[WHAT THE EXERCISE ASKS]: Word for word, transcribe the lines below and drop the pictures.

************

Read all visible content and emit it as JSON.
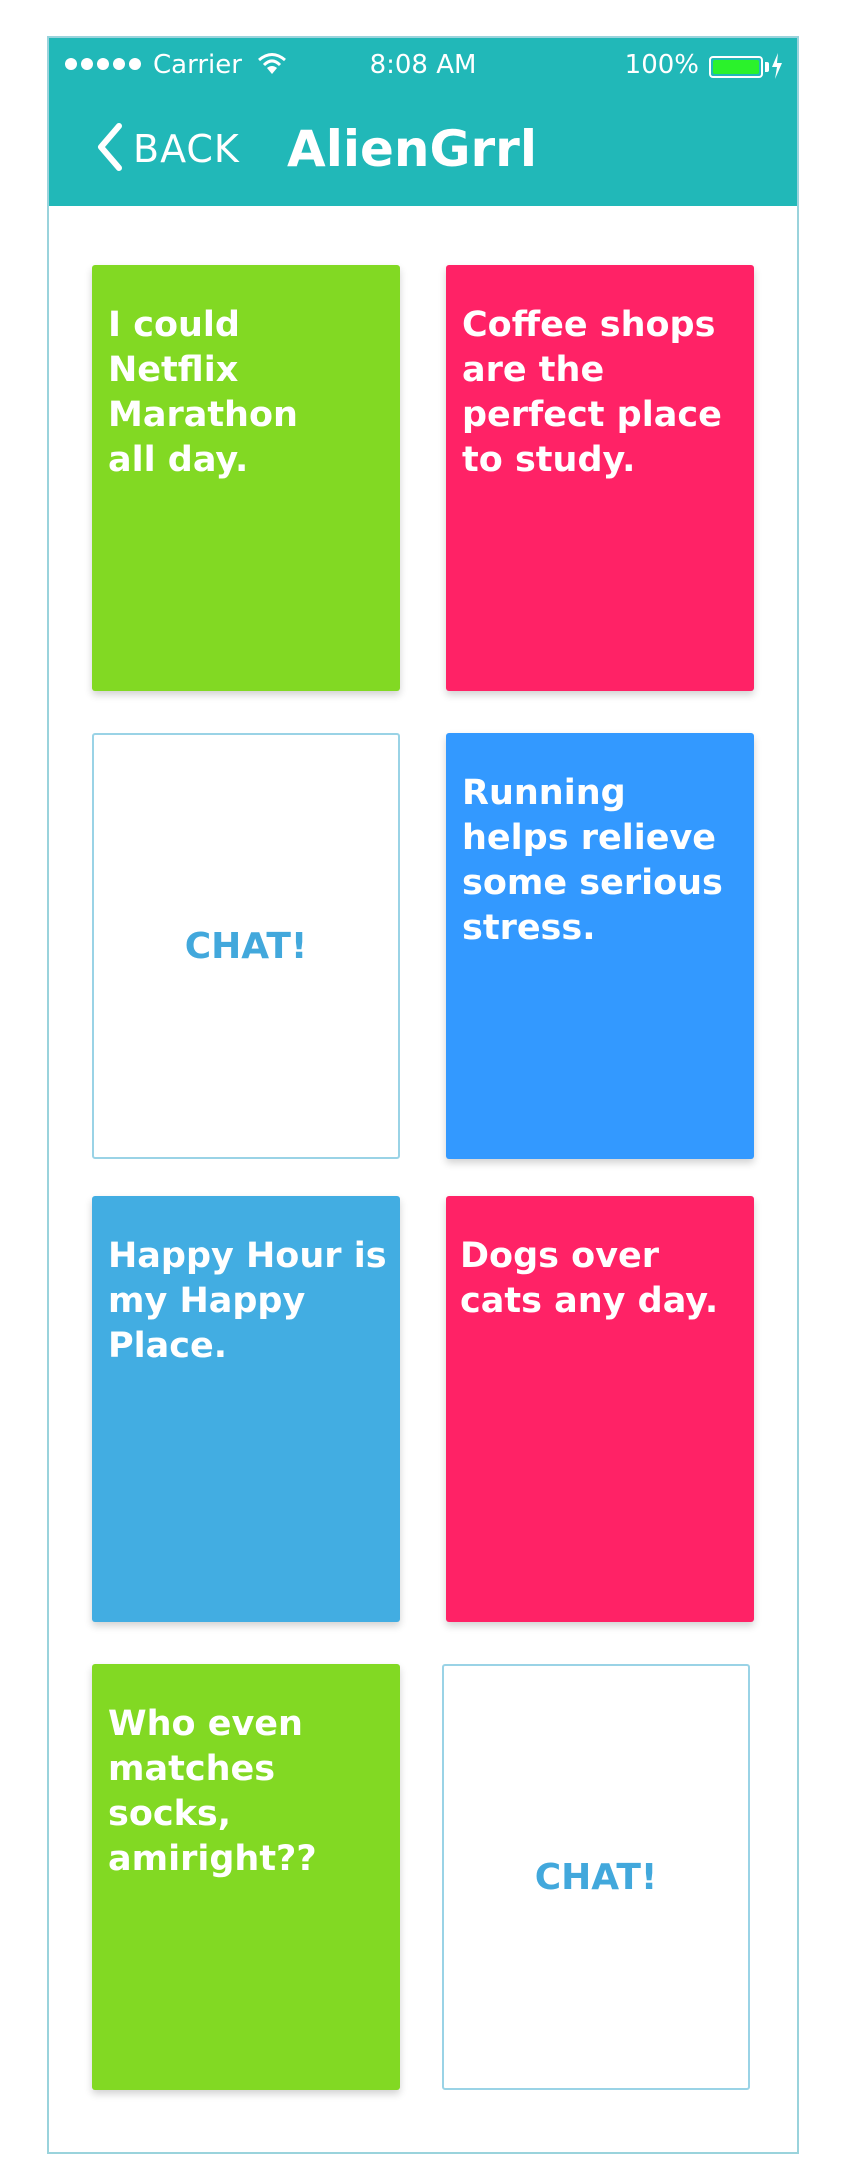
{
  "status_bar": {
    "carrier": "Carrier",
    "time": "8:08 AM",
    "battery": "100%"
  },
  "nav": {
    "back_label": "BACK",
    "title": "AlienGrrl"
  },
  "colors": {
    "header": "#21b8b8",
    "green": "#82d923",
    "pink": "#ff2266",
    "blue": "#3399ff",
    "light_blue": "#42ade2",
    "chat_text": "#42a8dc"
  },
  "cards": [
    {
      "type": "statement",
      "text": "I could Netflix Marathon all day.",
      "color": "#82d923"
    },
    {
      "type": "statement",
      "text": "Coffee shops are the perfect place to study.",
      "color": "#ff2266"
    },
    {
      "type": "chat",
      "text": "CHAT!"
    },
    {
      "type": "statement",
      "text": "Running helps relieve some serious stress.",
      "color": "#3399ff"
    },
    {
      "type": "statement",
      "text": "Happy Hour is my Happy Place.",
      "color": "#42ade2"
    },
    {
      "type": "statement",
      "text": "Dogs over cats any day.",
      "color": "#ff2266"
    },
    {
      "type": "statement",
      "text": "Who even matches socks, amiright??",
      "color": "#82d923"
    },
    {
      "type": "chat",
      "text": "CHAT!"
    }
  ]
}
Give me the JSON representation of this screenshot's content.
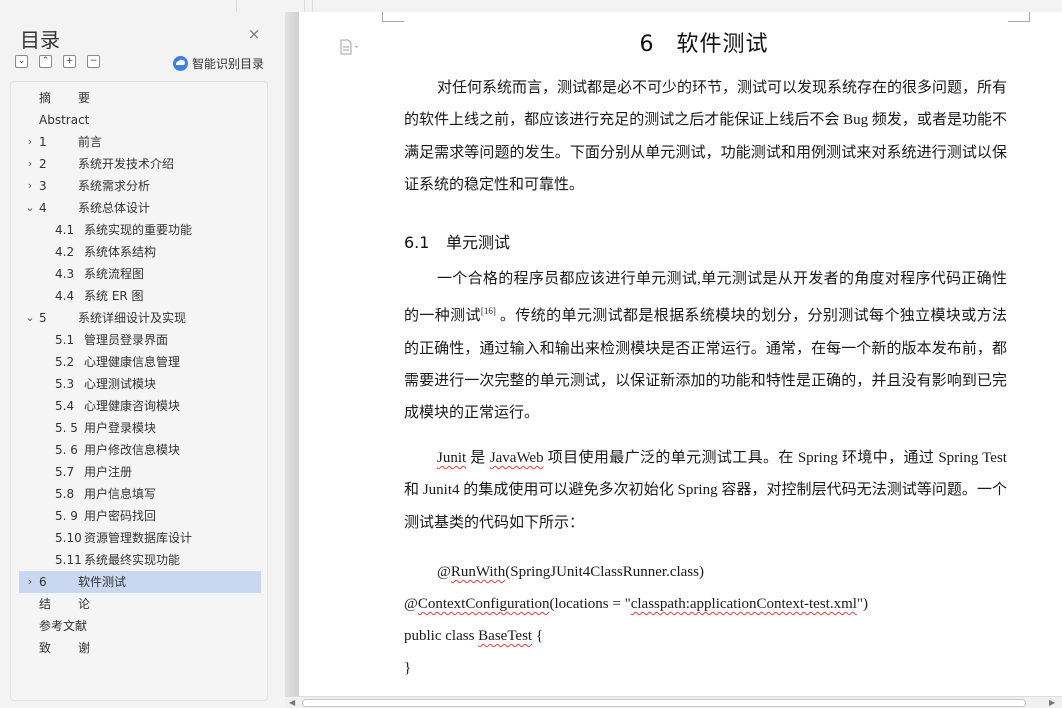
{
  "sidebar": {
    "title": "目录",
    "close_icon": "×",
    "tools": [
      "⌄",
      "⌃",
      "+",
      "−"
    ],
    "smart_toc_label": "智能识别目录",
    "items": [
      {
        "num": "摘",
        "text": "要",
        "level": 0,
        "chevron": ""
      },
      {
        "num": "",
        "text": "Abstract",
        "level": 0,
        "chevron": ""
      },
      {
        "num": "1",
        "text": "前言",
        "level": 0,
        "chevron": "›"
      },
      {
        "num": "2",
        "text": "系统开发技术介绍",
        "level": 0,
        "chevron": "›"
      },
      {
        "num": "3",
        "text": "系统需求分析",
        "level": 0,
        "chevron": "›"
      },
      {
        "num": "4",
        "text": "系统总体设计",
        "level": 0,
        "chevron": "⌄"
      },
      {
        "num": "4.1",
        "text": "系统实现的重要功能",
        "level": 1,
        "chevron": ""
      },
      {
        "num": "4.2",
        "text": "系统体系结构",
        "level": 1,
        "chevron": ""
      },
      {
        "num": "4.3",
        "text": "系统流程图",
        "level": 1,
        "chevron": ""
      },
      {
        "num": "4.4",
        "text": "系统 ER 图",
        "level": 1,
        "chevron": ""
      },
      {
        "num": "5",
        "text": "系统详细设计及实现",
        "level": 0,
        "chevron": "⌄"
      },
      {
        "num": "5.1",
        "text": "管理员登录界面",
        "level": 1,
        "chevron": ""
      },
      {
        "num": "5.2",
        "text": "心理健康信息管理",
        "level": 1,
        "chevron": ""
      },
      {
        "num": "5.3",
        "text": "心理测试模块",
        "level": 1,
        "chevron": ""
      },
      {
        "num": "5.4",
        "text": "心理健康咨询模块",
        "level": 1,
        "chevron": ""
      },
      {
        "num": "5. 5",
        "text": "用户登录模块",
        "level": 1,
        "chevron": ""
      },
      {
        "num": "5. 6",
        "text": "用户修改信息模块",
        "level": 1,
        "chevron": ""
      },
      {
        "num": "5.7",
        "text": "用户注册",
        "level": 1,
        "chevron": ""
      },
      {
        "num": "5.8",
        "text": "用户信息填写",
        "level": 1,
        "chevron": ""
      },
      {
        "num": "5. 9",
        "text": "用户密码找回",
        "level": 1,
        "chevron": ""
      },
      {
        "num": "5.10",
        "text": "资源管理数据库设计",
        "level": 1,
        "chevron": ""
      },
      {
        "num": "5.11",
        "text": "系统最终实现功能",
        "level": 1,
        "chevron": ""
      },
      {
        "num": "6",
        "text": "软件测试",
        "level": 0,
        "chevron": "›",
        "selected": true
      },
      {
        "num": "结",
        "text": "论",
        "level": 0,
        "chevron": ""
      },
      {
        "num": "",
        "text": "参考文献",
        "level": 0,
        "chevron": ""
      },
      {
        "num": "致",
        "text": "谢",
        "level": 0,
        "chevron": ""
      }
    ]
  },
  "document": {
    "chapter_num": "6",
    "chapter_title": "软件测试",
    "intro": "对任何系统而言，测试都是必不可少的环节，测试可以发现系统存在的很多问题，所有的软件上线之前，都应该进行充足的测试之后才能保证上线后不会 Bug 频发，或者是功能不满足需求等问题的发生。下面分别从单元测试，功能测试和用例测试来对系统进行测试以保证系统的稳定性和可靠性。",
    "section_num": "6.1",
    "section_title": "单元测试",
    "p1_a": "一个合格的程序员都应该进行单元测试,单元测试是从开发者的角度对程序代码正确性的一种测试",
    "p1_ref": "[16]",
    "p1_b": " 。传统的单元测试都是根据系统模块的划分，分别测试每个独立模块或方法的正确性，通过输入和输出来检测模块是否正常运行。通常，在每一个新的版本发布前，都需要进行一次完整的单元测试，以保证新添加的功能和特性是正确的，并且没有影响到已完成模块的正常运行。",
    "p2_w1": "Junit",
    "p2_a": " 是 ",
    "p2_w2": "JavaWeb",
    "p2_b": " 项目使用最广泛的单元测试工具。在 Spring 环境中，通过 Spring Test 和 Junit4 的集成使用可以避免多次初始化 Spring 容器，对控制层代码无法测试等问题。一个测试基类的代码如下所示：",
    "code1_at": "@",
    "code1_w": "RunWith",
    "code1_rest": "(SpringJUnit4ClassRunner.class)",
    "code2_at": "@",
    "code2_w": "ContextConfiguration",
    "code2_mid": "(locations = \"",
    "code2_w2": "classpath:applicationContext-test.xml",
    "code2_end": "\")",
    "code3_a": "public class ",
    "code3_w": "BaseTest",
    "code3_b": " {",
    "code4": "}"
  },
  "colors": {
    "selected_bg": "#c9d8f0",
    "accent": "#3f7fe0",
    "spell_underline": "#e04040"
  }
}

************

[TASK OUTPUT]:
Read all visible content and emit it as JSON.
{
  "status_bar": {
    "carrier": "Carrier",
    "time": "8:08 AM",
    "battery": "100%"
  },
  "nav": {
    "back_label": "BACK",
    "title": "AlienGrrl"
  },
  "colors": {
    "header": "#21b8b8",
    "green": "#82d923",
    "pink": "#ff2266",
    "blue": "#3399ff",
    "light_blue": "#42ade2",
    "chat_text": "#42a8dc"
  },
  "cards": [
    {
      "type": "statement",
      "text": "I could Netflix Marathon all day.",
      "color": "#82d923"
    },
    {
      "type": "statement",
      "text": "Coffee shops are the perfect place to study.",
      "color": "#ff2266"
    },
    {
      "type": "chat",
      "text": "CHAT!"
    },
    {
      "type": "statement",
      "text": "Running helps relieve some serious stress.",
      "color": "#3399ff"
    },
    {
      "type": "statement",
      "text": "Happy Hour is my Happy Place.",
      "color": "#42ade2"
    },
    {
      "type": "statement",
      "text": "Dogs over cats any day.",
      "color": "#ff2266"
    },
    {
      "type": "statement",
      "text": "Who even matches socks, amiright??",
      "color": "#82d923"
    },
    {
      "type": "chat",
      "text": "CHAT!"
    }
  ]
}
Give me the JSON representation of this screenshot's content.
{
  "sidebar": {
    "title": "目录",
    "close_icon": "×",
    "tools": [
      "⌄",
      "⌃",
      "+",
      "−"
    ],
    "smart_toc_label": "智能识别目录",
    "items": [
      {
        "num": "摘",
        "text": "要",
        "level": 0,
        "chevron": ""
      },
      {
        "num": "",
        "text": "Abstract",
        "level": 0,
        "chevron": ""
      },
      {
        "num": "1",
        "text": "前言",
        "level": 0,
        "chevron": "›"
      },
      {
        "num": "2",
        "text": "系统开发技术介绍",
        "level": 0,
        "chevron": "›"
      },
      {
        "num": "3",
        "text": "系统需求分析",
        "level": 0,
        "chevron": "›"
      },
      {
        "num": "4",
        "text": "系统总体设计",
        "level": 0,
        "chevron": "⌄"
      },
      {
        "num": "4.1",
        "text": "系统实现的重要功能",
        "level": 1,
        "chevron": ""
      },
      {
        "num": "4.2",
        "text": "系统体系结构",
        "level": 1,
        "chevron": ""
      },
      {
        "num": "4.3",
        "text": "系统流程图",
        "level": 1,
        "chevron": ""
      },
      {
        "num": "4.4",
        "text": "系统 ER 图",
        "level": 1,
        "chevron": ""
      },
      {
        "num": "5",
        "text": "系统详细设计及实现",
        "level": 0,
        "chevron": "⌄"
      },
      {
        "num": "5.1",
        "text": "管理员登录界面",
        "level": 1,
        "chevron": ""
      },
      {
        "num": "5.2",
        "text": "心理健康信息管理",
        "level": 1,
        "chevron": ""
      },
      {
        "num": "5.3",
        "text": "心理测试模块",
        "level": 1,
        "chevron": ""
      },
      {
        "num": "5.4",
        "text": "心理健康咨询模块",
        "level": 1,
        "chevron": ""
      },
      {
        "num": "5. 5",
        "text": "用户登录模块",
        "level": 1,
        "chevron": ""
      },
      {
        "num": "5. 6",
        "text": "用户修改信息模块",
        "level": 1,
        "chevron": ""
      },
      {
        "num": "5.7",
        "text": "用户注册",
        "level": 1,
        "chevron": ""
      },
      {
        "num": "5.8",
        "text": "用户信息填写",
        "level": 1,
        "chevron": ""
      },
      {
        "num": "5. 9",
        "text": "用户密码找回",
        "level": 1,
        "chevron": ""
      },
      {
        "num": "5.10",
        "text": "资源管理数据库设计",
        "level": 1,
        "chevron": ""
      },
      {
        "num": "5.11",
        "text": "系统最终实现功能",
        "level": 1,
        "chevron": ""
      },
      {
        "num": "6",
        "text": "软件测试",
        "level": 0,
        "chevron": "›",
        "selected": true
      },
      {
        "num": "结",
        "text": "论",
        "level": 0,
        "chevron": ""
      },
      {
        "num": "",
        "text": "参考文献",
        "level": 0,
        "chevron": ""
      },
      {
        "num": "致",
        "text": "谢",
        "level": 0,
        "chevron": ""
      }
    ]
  },
  "document": {
    "chapter_num": "6",
    "chapter_title": "软件测试",
    "intro": "对任何系统而言，测试都是必不可少的环节，测试可以发现系统存在的很多问题，所有的软件上线之前，都应该进行充足的测试之后才能保证上线后不会 Bug 频发，或者是功能不满足需求等问题的发生。下面分别从单元测试，功能测试和用例测试来对系统进行测试以保证系统的稳定性和可靠性。",
    "section_num": "6.1",
    "section_title": "单元测试",
    "p1_a": "一个合格的程序员都应该进行单元测试,单元测试是从开发者的角度对程序代码正确性的一种测试",
    "p1_ref": "[16]",
    "p1_b": " 。传统的单元测试都是根据系统模块的划分，分别测试每个独立模块或方法的正确性，通过输入和输出来检测模块是否正常运行。通常，在每一个新的版本发布前，都需要进行一次完整的单元测试，以保证新添加的功能和特性是正确的，并且没有影响到已完成模块的正常运行。",
    "p2_w1": "Junit",
    "p2_a": " 是 ",
    "p2_w2": "JavaWeb",
    "p2_b": " 项目使用最广泛的单元测试工具。在 Spring 环境中，通过 Spring Test 和 Junit4 的集成使用可以避免多次初始化 Spring 容器，对控制层代码无法测试等问题。一个测试基类的代码如下所示：",
    "code1_at": "@",
    "code1_w": "RunWith",
    "code1_rest": "(SpringJUnit4ClassRunner.class)",
    "code2_at": "@",
    "code2_w": "ContextConfiguration",
    "code2_mid": "(locations = \"",
    "code2_w2": "classpath:applicationContext-test.xml",
    "code2_end": "\")",
    "code3_a": "public class ",
    "code3_w": "BaseTest",
    "code3_b": " {",
    "code4": "}"
  },
  "colors": {
    "selected_bg": "#c9d8f0",
    "accent": "#3f7fe0",
    "spell_underline": "#e04040"
  }
}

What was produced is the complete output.